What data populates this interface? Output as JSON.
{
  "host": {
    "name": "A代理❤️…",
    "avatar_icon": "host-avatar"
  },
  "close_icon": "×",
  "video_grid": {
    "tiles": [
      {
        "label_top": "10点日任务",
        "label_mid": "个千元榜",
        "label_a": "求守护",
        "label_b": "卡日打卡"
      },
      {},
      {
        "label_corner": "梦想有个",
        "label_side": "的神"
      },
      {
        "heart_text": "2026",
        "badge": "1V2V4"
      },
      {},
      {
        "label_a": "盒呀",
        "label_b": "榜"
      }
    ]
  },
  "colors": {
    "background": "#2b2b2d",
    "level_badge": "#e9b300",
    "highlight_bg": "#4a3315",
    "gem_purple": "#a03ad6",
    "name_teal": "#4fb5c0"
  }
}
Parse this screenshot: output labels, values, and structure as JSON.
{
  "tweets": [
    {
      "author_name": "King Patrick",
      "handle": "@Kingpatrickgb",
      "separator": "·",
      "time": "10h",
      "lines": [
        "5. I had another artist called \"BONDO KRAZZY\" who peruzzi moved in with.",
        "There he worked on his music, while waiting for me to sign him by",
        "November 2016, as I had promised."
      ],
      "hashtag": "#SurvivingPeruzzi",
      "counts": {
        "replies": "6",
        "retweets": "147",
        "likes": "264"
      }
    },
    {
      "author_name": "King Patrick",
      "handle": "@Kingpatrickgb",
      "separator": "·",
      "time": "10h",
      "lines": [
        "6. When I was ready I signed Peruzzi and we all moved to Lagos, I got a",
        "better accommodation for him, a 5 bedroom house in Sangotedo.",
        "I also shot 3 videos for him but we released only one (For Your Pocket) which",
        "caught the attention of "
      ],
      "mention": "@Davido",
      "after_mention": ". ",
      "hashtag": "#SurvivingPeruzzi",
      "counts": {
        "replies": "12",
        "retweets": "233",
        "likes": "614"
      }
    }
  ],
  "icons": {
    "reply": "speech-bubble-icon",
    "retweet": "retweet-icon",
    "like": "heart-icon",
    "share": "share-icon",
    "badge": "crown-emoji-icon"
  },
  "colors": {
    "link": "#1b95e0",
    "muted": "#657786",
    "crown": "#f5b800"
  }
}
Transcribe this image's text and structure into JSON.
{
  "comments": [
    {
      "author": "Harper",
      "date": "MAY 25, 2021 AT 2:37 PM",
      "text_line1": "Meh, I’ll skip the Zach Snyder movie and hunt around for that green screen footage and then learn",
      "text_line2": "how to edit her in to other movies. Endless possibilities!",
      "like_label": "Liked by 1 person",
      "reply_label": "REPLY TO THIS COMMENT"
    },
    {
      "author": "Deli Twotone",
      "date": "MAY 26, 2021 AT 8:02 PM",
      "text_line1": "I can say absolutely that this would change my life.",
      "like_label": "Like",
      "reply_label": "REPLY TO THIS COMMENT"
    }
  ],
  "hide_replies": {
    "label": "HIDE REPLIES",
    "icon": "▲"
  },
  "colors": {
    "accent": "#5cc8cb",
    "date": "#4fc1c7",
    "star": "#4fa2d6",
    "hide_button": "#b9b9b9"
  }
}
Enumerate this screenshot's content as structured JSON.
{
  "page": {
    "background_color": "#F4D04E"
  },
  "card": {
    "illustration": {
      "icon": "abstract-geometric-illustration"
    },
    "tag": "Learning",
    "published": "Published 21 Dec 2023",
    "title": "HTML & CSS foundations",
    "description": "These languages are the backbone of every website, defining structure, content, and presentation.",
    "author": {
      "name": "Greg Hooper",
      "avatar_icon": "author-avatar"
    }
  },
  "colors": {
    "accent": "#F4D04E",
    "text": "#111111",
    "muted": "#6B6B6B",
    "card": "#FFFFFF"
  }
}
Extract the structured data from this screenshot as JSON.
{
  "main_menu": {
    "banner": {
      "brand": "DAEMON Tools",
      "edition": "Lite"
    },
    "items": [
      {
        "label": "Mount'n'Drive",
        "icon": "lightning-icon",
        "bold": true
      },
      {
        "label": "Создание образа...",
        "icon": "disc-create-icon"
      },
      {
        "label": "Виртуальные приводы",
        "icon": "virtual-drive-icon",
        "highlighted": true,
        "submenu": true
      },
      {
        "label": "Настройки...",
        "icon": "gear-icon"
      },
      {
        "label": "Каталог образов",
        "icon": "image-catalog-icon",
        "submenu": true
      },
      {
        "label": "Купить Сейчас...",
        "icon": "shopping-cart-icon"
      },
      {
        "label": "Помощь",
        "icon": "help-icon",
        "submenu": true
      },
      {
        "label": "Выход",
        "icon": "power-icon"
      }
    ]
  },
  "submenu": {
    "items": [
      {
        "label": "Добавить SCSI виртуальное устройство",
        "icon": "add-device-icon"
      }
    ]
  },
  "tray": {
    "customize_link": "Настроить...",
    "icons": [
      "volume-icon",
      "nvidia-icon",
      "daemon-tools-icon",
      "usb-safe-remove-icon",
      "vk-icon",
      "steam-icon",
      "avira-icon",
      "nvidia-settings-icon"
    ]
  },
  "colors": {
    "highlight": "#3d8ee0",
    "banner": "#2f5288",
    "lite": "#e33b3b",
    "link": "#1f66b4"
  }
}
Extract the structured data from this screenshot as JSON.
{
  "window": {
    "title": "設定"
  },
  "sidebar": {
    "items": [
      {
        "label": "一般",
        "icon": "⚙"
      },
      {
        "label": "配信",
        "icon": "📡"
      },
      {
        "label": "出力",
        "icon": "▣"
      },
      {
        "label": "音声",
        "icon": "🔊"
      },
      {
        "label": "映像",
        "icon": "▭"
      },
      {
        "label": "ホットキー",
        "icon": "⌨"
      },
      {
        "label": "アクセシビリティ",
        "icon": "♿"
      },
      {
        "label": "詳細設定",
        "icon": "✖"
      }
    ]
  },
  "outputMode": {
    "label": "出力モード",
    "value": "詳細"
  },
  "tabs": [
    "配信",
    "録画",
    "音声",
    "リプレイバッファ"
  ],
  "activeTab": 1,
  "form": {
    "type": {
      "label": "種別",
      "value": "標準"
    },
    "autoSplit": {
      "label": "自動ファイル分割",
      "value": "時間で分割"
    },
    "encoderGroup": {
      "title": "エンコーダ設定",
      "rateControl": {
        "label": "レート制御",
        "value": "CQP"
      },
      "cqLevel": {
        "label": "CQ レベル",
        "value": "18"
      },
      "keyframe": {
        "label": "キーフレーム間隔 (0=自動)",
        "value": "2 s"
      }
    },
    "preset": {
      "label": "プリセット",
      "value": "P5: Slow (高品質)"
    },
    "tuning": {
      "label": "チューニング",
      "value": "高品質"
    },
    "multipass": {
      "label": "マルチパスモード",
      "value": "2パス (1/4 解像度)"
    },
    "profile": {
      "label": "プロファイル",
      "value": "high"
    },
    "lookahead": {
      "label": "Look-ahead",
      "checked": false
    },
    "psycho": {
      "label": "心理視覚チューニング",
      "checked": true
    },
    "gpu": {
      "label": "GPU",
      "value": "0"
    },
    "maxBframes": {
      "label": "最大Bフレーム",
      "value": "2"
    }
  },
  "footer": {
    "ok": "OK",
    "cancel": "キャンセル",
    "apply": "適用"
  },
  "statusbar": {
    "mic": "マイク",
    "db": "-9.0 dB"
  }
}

★ ★ ★ ★

What to work on:
Each record must be repeated exactly as it is.

Exercise response:
What data populates this interface? Output as JSON.
{
  "host": {
    "name": "A代理❤️…",
    "avatar_icon": "host-avatar"
  },
  "close_icon": "×",
  "video_grid": {
    "tiles": [
      {
        "label_top": "10点日任务",
        "label_mid": "个千元榜",
        "label_a": "求守护",
        "label_b": "卡日打卡"
      },
      {},
      {
        "label_corner": "梦想有个",
        "label_side": "的神"
      },
      {
        "heart_text": "2026",
        "badge": "1V2V4"
      },
      {},
      {
        "label_a": "盒呀",
        "label_b": "榜"
      }
    ]
  },
  "colors": {
    "background": "#2b2b2d",
    "level_badge": "#e9b300",
    "highlight_bg": "#4a3315",
    "gem_purple": "#a03ad6",
    "name_teal": "#4fb5c0"
  }
}
Parse this screenshot: output labels, values, and structure as JSON.
{
  "tweets": [
    {
      "author_name": "King Patrick",
      "handle": "@Kingpatrickgb",
      "separator": "·",
      "time": "10h",
      "lines": [
        "5. I had another artist called \"BONDO KRAZZY\" who peruzzi moved in with.",
        "There he worked on his music, while waiting for me to sign him by",
        "November 2016, as I had promised."
      ],
      "hashtag": "#SurvivingPeruzzi",
      "counts": {
        "replies": "6",
        "retweets": "147",
        "likes": "264"
      }
    },
    {
      "author_name": "King Patrick",
      "handle": "@Kingpatrickgb",
      "separator": "·",
      "time": "10h",
      "lines": [
        "6. When I was ready I signed Peruzzi and we all moved to Lagos, I got a",
        "better accommodation for him, a 5 bedroom house in Sangotedo.",
        "I also shot 3 videos for him but we released only one (For Your Pocket) which",
        "caught the attention of "
      ],
      "mention": "@Davido",
      "after_mention": ". ",
      "hashtag": "#SurvivingPeruzzi",
      "counts": {
        "replies": "12",
        "retweets": "233",
        "likes": "614"
      }
    }
  ],
  "icons": {
    "reply": "speech-bubble-icon",
    "retweet": "retweet-icon",
    "like": "heart-icon",
    "share": "share-icon",
    "badge": "crown-emoji-icon"
  },
  "colors": {
    "link": "#1b95e0",
    "muted": "#657786",
    "crown": "#f5b800"
  }
}
Transcribe this image's text and structure into JSON.
{
  "comments": [
    {
      "author": "Harper",
      "date": "MAY 25, 2021 AT 2:37 PM",
      "text_line1": "Meh, I’ll skip the Zach Snyder movie and hunt around for that green screen footage and then learn",
      "text_line2": "how to edit her in to other movies. Endless possibilities!",
      "like_label": "Liked by 1 person",
      "reply_label": "REPLY TO THIS COMMENT"
    },
    {
      "author": "Deli Twotone",
      "date": "MAY 26, 2021 AT 8:02 PM",
      "text_line1": "I can say absolutely that this would change my life.",
      "like_label": "Like",
      "reply_label": "REPLY TO THIS COMMENT"
    }
  ],
  "hide_replies": {
    "label": "HIDE REPLIES",
    "icon": "▲"
  },
  "colors": {
    "accent": "#5cc8cb",
    "date": "#4fc1c7",
    "star": "#4fa2d6",
    "hide_button": "#b9b9b9"
  }
}
Enumerate this screenshot's content as structured JSON.
{
  "page": {
    "background_color": "#F4D04E"
  },
  "card": {
    "illustration": {
      "icon": "abstract-geometric-illustration"
    },
    "tag": "Learning",
    "published": "Published 21 Dec 2023",
    "title": "HTML & CSS foundations",
    "description": "These languages are the backbone of every website, defining structure, content, and presentation.",
    "author": {
      "name": "Greg Hooper",
      "avatar_icon": "author-avatar"
    }
  },
  "colors": {
    "accent": "#F4D04E",
    "text": "#111111",
    "muted": "#6B6B6B",
    "card": "#FFFFFF"
  }
}
Extract the structured data from this screenshot as JSON.
{
  "main_menu": {
    "banner": {
      "brand": "DAEMON Tools",
      "edition": "Lite"
    },
    "items": [
      {
        "label": "Mount'n'Drive",
        "icon": "lightning-icon",
        "bold": true
      },
      {
        "label": "Создание образа...",
        "icon": "disc-create-icon"
      },
      {
        "label": "Виртуальные приводы",
        "icon": "virtual-drive-icon",
        "highlighted": true,
        "submenu": true
      },
      {
        "label": "Настройки...",
        "icon": "gear-icon"
      },
      {
        "label": "Каталог образов",
        "icon": "image-catalog-icon",
        "submenu": true
      },
      {
        "label": "Купить Сейчас...",
        "icon": "shopping-cart-icon"
      },
      {
        "label": "Помощь",
        "icon": "help-icon",
        "submenu": true
      },
      {
        "label": "Выход",
        "icon": "power-icon"
      }
    ]
  },
  "submenu": {
    "items": [
      {
        "label": "Добавить SCSI виртуальное устройство",
        "icon": "add-device-icon"
      }
    ]
  },
  "tray": {
    "customize_link": "Настроить...",
    "icons": [
      "volume-icon",
      "nvidia-icon",
      "daemon-tools-icon",
      "usb-safe-remove-icon",
      "vk-icon",
      "steam-icon",
      "avira-icon",
      "nvidia-settings-icon"
    ]
  },
  "colors": {
    "highlight": "#3d8ee0",
    "banner": "#2f5288",
    "lite": "#e33b3b",
    "link": "#1f66b4"
  }
}
Extract the structured data from this screenshot as JSON.
{
  "window": {
    "title": "設定"
  },
  "sidebar": {
    "items": [
      {
        "label": "一般",
        "icon": "⚙"
      },
      {
        "label": "配信",
        "icon": "📡"
      },
      {
        "label": "出力",
        "icon": "▣"
      },
      {
        "label": "音声",
        "icon": "🔊"
      },
      {
        "label": "映像",
        "icon": "▭"
      },
      {
        "label": "ホットキー",
        "icon": "⌨"
      },
      {
        "label": "アクセシビリティ",
        "icon": "♿"
      },
      {
        "label": "詳細設定",
        "icon": "✖"
      }
    ]
  },
  "outputMode": {
    "label": "出力モード",
    "value": "詳細"
  },
  "tabs": [
    "配信",
    "録画",
    "音声",
    "リプレイバッファ"
  ],
  "activeTab": 1,
  "form": {
    "type": {
      "label": "種別",
      "value": "標準"
    },
    "autoSplit": {
      "label": "自動ファイル分割",
      "value": "時間で分割"
    },
    "encoderGroup": {
      "title": "エンコーダ設定",
      "rateControl": {
        "label": "レート制御",
        "value": "CQP"
      },
      "cqLevel": {
        "label": "CQ レベル",
        "value": "18"
      },
      "keyframe": {
        "label": "キーフレーム間隔 (0=自動)",
        "value": "2 s"
      }
    },
    "preset": {
      "label": "プリセット",
      "value": "P5: Slow (高品質)"
    },
    "tuning": {
      "label": "チューニング",
      "value": "高品質"
    },
    "multipass": {
      "label": "マルチパスモード",
      "value": "2パス (1/4 解像度)"
    },
    "profile": {
      "label": "プロファイル",
      "value": "high"
    },
    "lookahead": {
      "label": "Look-ahead",
      "checked": false
    },
    "psycho": {
      "label": "心理視覚チューニング",
      "checked": true
    },
    "gpu": {
      "label": "GPU",
      "value": "0"
    },
    "maxBframes": {
      "label": "最大Bフレーム",
      "value": "2"
    }
  },
  "footer": {
    "ok": "OK",
    "cancel": "キャンセル",
    "apply": "適用"
  },
  "statusbar": {
    "mic": "マイク",
    "db": "-9.0 dB"
  }
}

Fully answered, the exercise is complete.